Description of the task> Provide only the number of lines where "услуги" occurs.

Supplied material>
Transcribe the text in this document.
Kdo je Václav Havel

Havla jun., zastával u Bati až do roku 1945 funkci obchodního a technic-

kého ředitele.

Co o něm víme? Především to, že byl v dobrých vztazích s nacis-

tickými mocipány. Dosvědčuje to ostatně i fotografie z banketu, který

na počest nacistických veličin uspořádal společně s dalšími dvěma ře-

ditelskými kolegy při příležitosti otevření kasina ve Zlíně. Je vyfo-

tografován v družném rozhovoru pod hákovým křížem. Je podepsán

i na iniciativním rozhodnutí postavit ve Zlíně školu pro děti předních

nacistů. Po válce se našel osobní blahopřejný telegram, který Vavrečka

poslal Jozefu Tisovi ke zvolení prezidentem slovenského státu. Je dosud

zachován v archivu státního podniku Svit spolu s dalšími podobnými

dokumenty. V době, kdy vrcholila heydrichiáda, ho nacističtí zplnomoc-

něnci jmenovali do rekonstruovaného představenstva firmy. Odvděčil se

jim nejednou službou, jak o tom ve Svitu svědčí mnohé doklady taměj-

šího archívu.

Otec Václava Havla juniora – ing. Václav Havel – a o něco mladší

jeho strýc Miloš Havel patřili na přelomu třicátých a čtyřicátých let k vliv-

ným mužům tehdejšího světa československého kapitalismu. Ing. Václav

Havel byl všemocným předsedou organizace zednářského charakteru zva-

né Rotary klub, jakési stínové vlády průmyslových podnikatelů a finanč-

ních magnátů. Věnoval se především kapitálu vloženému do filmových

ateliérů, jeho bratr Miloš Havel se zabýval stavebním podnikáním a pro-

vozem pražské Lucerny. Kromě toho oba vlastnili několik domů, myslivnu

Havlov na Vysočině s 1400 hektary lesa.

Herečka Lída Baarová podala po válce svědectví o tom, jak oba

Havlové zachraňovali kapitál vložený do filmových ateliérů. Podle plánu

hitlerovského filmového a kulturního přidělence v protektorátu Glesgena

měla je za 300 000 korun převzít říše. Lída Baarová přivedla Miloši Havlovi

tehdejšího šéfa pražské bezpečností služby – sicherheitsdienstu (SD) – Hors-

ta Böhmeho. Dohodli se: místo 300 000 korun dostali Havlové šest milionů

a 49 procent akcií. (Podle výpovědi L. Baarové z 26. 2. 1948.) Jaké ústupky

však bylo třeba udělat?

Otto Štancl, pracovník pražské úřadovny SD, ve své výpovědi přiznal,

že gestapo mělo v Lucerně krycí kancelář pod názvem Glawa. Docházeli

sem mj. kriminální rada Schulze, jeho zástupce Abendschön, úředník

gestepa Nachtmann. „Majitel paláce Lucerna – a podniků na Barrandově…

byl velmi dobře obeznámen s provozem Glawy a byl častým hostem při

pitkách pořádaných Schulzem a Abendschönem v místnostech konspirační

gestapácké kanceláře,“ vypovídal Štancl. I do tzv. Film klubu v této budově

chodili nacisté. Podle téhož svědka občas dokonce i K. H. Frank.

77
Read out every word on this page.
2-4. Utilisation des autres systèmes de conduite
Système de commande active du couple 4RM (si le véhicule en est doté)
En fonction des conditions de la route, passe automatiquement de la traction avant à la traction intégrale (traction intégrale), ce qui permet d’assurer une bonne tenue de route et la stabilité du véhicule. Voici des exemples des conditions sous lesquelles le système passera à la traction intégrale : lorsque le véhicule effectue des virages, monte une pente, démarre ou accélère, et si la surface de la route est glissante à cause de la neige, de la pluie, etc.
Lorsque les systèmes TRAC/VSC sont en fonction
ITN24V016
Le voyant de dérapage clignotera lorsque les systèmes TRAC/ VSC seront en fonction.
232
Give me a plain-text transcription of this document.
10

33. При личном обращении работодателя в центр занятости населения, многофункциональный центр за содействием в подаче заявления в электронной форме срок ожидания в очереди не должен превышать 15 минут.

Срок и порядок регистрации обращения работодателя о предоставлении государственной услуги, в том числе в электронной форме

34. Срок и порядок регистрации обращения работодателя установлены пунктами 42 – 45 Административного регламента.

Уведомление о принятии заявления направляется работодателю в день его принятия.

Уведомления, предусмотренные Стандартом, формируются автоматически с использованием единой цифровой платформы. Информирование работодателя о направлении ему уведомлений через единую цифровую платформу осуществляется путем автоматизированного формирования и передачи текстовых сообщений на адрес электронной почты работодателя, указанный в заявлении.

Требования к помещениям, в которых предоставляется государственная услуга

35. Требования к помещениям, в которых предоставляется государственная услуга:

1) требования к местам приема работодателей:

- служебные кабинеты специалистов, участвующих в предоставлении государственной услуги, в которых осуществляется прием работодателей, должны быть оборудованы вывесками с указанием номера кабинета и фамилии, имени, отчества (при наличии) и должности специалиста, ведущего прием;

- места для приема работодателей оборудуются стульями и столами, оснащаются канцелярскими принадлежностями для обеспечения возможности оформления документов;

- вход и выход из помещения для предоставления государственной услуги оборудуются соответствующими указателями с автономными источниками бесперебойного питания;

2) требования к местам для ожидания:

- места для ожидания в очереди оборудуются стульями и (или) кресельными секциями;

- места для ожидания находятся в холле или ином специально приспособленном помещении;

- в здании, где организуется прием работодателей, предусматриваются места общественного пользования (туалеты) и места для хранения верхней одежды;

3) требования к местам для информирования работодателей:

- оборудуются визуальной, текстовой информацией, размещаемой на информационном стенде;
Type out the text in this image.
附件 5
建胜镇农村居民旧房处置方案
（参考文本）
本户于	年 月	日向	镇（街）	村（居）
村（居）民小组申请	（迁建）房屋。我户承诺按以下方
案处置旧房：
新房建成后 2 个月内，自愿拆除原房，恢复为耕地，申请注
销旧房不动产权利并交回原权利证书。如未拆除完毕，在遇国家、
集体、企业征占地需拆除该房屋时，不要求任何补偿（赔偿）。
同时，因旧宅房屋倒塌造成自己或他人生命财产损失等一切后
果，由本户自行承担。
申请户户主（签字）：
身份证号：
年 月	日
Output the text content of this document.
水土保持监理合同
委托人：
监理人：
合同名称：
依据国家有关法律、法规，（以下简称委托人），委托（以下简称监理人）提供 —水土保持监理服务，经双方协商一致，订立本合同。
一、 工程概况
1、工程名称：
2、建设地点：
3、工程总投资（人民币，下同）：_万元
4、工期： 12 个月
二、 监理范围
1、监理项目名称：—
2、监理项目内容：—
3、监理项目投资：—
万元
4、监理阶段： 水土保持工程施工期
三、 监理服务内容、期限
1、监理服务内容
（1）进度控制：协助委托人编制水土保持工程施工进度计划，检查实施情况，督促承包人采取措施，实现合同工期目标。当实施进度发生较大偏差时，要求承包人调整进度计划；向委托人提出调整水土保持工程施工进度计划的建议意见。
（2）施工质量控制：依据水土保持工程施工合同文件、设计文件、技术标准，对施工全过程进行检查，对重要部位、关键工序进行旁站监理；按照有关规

Task answer> 3